It’s been ages since I’ve posted anything here. I’m not sure why I got out of the habit … maybe we were getting a little tired of animal fat; maybe it was with the heat of summer, as I wasn’t as keen on spending hours on end in the kitchen. It was probably a combination of the two.
Our heat wave broke this week–but to be honest, Leslie, an old friend of Daniel’s, remarked that she enjoyed my entries and was hoping to see something new soon.. there ‘s nothing like a little positive feedback to get you going again!
Recently, here in Toronto. the produce shops and supermarkets were spilling over with the best of what the growing season has to offer here. So maybe it’s some weird instinct I have, but the call to start preserving things is generally something I can’t resist. I get these twee images in my head of shelves filled with jars filled with wonderful looking things, like some latter-day pioneer, who feels compelled to “put up” foods lest starvation set in mid-way through the winter. Every year, when I pass by piles of peaches, or cherries or tomatoes, I buy enough to feed an army, drag my bounty home, and then … I feel tears well up in my eyes as the understanding of how much work I have ahead of me sinks in.
Preserving fruits and vegetables IS labour-intensive and time consuming. Some years, it feels like all the work is worth it, particularly if things go smoothly. Other years (like this one), I find I want to just throw everything into the composter mid-way through the process. But at least this year, I figured out that the secret to success is probably careful planning and organization. Or at least, I’ve chalked up my recent frustrations to my lack of either this time around.
I’m usually pretty good at “winging it” in the kitchen. It drives Daniel crazy that I will attempt to prepare a moderately elaborate meal without first tidying the kitchen of whatever project was underway earlier in the day. I can work with pretty much whatever ingredients and counter space are available. But winging it is not ideal when you’re preserving fruits and vegetables. For example, if you’re going to make some brandied peaches, make sure you get the right peaches. I screwed up twice. The first time, I bought “Baby Gold” peaches, which are like grenades, but which, I was assured by the produce clerk, are great for cooking … if you like cooked grenades, I soon learned. And as much as the skin stubbornly refused to come off after the usual trick of dunking the peaches in a pan of simmering water, the pit was embedded in the flesh as surely as the electron of a hydrogen atom is bound to its nucleus. So, the idea of having neatly quartered peaches went out the window, and I ended up making a rather chunky chutney with these puppies instead.

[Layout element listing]
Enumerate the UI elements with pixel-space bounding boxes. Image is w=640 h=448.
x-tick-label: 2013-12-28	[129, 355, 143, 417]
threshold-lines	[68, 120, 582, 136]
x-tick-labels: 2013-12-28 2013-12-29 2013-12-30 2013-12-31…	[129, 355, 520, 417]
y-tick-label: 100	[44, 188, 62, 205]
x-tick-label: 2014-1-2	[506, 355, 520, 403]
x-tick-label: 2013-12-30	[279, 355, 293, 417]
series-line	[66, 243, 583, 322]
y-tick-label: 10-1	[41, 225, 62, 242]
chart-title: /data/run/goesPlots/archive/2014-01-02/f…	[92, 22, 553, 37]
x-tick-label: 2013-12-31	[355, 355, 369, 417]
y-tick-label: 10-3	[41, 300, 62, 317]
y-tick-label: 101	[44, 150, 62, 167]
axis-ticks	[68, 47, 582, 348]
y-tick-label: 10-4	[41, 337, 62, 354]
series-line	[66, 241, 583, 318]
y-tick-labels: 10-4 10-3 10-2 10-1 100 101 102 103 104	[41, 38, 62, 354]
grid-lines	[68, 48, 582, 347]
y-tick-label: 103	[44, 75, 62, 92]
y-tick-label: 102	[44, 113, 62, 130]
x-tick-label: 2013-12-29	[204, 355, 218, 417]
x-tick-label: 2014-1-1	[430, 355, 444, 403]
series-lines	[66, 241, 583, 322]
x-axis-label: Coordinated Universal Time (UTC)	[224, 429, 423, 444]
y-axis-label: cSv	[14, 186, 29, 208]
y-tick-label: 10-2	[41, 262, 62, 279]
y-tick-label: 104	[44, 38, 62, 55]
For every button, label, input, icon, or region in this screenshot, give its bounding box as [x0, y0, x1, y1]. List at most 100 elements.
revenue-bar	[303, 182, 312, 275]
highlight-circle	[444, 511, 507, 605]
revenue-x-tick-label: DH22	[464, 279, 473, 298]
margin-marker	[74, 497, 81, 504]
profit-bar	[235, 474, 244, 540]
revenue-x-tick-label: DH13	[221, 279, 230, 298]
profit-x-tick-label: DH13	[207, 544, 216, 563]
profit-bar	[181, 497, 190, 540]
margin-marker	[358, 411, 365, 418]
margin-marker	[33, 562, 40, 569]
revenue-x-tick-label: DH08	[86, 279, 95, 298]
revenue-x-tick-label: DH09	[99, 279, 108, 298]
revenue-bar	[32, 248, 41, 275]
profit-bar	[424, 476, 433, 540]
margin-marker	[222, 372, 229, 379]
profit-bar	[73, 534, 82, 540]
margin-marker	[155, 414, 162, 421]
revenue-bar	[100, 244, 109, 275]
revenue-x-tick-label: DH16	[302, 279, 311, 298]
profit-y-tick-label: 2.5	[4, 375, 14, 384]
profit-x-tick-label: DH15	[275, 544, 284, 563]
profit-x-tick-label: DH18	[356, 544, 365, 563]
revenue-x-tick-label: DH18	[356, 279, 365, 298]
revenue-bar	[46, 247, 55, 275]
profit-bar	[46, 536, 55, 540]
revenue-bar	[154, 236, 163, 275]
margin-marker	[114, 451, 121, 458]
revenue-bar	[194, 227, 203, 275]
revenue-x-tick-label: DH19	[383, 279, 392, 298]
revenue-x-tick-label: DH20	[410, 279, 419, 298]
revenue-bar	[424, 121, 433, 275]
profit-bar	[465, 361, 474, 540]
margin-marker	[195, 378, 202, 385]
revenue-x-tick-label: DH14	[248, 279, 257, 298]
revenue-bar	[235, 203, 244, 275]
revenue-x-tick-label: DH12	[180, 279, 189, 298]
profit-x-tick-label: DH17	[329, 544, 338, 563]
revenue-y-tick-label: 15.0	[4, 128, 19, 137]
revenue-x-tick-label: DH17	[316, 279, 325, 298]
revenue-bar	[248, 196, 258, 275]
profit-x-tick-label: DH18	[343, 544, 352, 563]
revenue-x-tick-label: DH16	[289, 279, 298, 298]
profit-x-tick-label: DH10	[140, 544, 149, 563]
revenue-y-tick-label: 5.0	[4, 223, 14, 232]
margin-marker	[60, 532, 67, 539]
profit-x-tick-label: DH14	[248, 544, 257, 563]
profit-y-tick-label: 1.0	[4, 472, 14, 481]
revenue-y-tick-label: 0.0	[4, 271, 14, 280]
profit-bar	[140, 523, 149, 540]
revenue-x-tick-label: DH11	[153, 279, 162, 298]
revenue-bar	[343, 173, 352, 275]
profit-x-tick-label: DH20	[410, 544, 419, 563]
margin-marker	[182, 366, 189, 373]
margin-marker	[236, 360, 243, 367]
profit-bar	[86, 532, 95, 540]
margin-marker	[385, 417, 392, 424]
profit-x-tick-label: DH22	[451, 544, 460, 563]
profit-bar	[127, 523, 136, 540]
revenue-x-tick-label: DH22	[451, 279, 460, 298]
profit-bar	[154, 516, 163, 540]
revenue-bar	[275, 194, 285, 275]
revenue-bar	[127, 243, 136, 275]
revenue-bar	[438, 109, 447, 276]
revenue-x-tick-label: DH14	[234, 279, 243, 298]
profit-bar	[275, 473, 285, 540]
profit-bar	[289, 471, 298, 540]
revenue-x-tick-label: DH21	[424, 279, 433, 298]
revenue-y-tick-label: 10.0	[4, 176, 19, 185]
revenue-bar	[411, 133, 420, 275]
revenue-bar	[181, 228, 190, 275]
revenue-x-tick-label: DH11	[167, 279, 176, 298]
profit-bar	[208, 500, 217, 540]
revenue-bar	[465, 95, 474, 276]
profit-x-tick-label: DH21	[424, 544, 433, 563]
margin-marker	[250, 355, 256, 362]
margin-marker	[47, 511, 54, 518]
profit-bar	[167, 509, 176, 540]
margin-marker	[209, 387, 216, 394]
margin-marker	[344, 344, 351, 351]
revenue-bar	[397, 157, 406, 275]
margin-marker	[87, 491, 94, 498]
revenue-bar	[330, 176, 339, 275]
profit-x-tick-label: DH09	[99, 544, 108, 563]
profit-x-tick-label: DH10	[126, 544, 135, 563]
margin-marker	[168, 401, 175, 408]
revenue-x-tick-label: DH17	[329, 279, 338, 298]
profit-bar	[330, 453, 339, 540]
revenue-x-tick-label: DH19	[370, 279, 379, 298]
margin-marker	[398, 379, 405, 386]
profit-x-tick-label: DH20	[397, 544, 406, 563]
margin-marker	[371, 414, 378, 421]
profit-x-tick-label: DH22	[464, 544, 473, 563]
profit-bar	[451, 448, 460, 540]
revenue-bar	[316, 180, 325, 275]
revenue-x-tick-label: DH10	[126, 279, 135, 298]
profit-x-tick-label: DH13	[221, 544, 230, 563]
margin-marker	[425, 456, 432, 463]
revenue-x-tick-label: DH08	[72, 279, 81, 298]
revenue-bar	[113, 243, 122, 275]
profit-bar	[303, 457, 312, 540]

* TASK REQUIREMENTS *
In the text on preserving fruit, what variety of peaches did the writer buy the first time? Please answer briefly. The listing here plays no role in this.

* THE RESPONSE *
"Baby Gold" peaches